WHAT IS BEING ASKED: Copy out each line of the material below that holds the string "year".

>> BEGIN PROVIDED INFORMATION

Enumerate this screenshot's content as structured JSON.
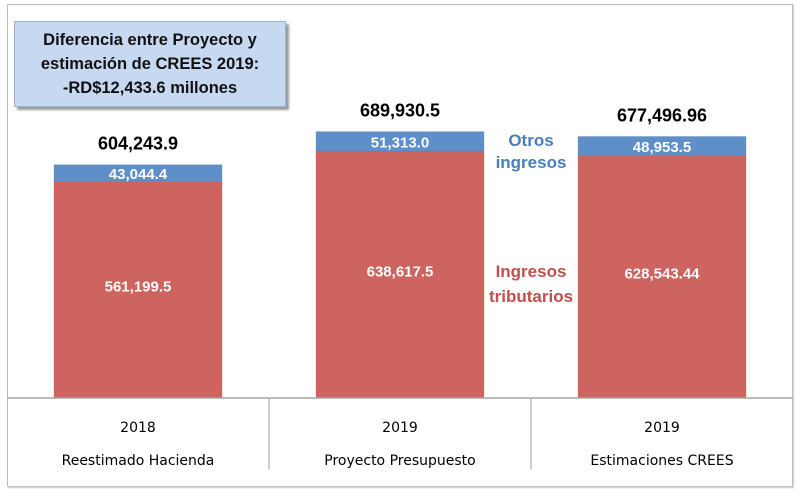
{
  "annotation": {
    "lines": [
      "Diferencia entre Proyecto y",
      "estimación de CREES 2019:",
      "-RD$12,433.6 millones"
    ]
  },
  "chart_data": {
    "type": "bar",
    "stacked": true,
    "title": "",
    "xlabel": "",
    "ylabel": "",
    "ylim": [
      0,
      1031000
    ],
    "grid": false,
    "categories": [
      {
        "year": "2018",
        "label": "Reestimado Hacienda"
      },
      {
        "year": "2019",
        "label": "Proyecto Presupuesto"
      },
      {
        "year": "2019",
        "label": "Estimaciones CREES"
      }
    ],
    "series": [
      {
        "name": "Ingresos tributarios",
        "color": "#cd645f",
        "values": [
          561199.5,
          638617.5,
          628543.44
        ],
        "labels": [
          "561,199.5",
          "638,617.5",
          "628,543.44"
        ]
      },
      {
        "name": "Otros ingresos",
        "color": "#5e8fc8",
        "values": [
          43044.4,
          51313.0,
          48953.5
        ],
        "labels": [
          "43,044.4",
          "51,313.0",
          "48,953.5"
        ]
      }
    ],
    "totals": {
      "values": [
        604243.9,
        689930.5,
        677496.96
      ],
      "labels": [
        "604,243.9",
        "689,930.5",
        "677,496.96"
      ]
    },
    "legend": [
      {
        "lines": [
          "Otros",
          "ingresos"
        ],
        "color": "#4a7ebb",
        "placement": "between-bars-2-3-top"
      },
      {
        "lines": [
          "Ingresos",
          "tributarios"
        ],
        "color": "#c0504d",
        "placement": "between-bars-2-3-middle"
      }
    ]
  }
}
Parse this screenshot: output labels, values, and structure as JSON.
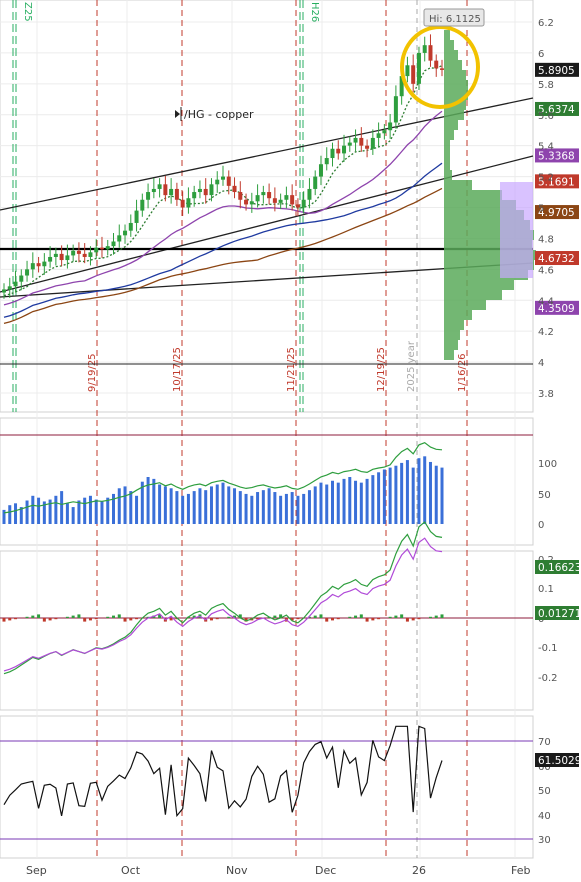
{
  "chart_data": [
    {
      "type": "candlestick",
      "symbol_label": "/HG - copper",
      "high_label": "Hi: 6.1125",
      "ylim": [
        3.6,
        6.3
      ],
      "y_ticks": [
        "6.2",
        "6",
        "5.8",
        "5.6",
        "5.4",
        "5.2",
        "5",
        "4.8",
        "4.6",
        "4.4",
        "4.2",
        "4",
        "3.8"
      ],
      "x_months": [
        "Sep",
        "Oct",
        "Nov",
        "Dec",
        "26",
        "Feb"
      ],
      "date_markers": [
        "9/19/25",
        "10/17/25",
        "11/21/25",
        "12/19/25",
        "1/16/26"
      ],
      "year_marker": "2025 year",
      "expiry_markers": [
        "Z25",
        "H26"
      ],
      "price_tags": [
        {
          "value": "5.8905",
          "color": "#1a1a1a"
        },
        {
          "value": "5.6374",
          "color": "#2e7d32"
        },
        {
          "value": "5.3368",
          "color": "#8e44ad"
        },
        {
          "value": "5.1691",
          "color": "#c0392b"
        },
        {
          "value": "4.9705",
          "color": "#8b4513"
        },
        {
          "value": "4.6732",
          "color": "#c0392b"
        },
        {
          "value": "4.3509",
          "color": "#8e44ad"
        }
      ],
      "closes": [
        4.47,
        4.49,
        4.52,
        4.56,
        4.6,
        4.64,
        4.62,
        4.65,
        4.68,
        4.7,
        4.66,
        4.69,
        4.72,
        4.7,
        4.68,
        4.71,
        4.74,
        4.73,
        4.75,
        4.78,
        4.82,
        4.85,
        4.9,
        4.98,
        5.05,
        5.1,
        5.12,
        5.15,
        5.08,
        5.12,
        5.05,
        5.0,
        5.06,
        5.1,
        5.12,
        5.08,
        5.15,
        5.18,
        5.2,
        5.14,
        5.1,
        5.05,
        5.02,
        5.04,
        5.08,
        5.1,
        5.06,
        5.03,
        5.05,
        5.08,
        5.02,
        5.0,
        5.05,
        5.12,
        5.2,
        5.28,
        5.32,
        5.38,
        5.35,
        5.4,
        5.42,
        5.45,
        5.4,
        5.38,
        5.45,
        5.48,
        5.5,
        5.55,
        5.72,
        5.85,
        5.92,
        5.8,
        6.0,
        6.05,
        5.95,
        5.9,
        5.89
      ],
      "volume_pct": [
        15,
        20,
        22,
        18,
        25,
        30,
        28,
        24,
        26,
        30,
        35,
        22,
        18,
        25,
        28,
        30,
        26,
        24,
        28,
        32,
        38,
        40,
        35,
        30,
        45,
        50,
        48,
        42,
        40,
        38,
        35,
        30,
        32,
        35,
        38,
        36,
        40,
        42,
        44,
        40,
        38,
        35,
        32,
        30,
        34,
        36,
        38,
        34,
        30,
        32,
        34,
        30,
        32,
        36,
        40,
        44,
        42,
        46,
        44,
        48,
        50,
        46,
        44,
        48,
        52,
        55,
        58,
        60,
        62,
        65,
        68,
        60,
        70,
        72,
        66,
        62,
        60
      ],
      "volume_axis": [
        "100",
        "50",
        "0"
      ],
      "macd_axis": [
        "0.2",
        "0.1",
        "0",
        "-0.1",
        "-0.2"
      ],
      "macd_values": {
        "macd": "0.16623",
        "histogram": "0.01271"
      },
      "rsi_axis": [
        "70",
        "60",
        "50",
        "40",
        "30"
      ],
      "rsi_value": "61.5029"
    }
  ]
}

>> END PROVIDED INFORMATION

IN RESPONSE:
        "year": "2018",
        "year": "2019",
        "year": "2019",
      "year_marker": "2025 year",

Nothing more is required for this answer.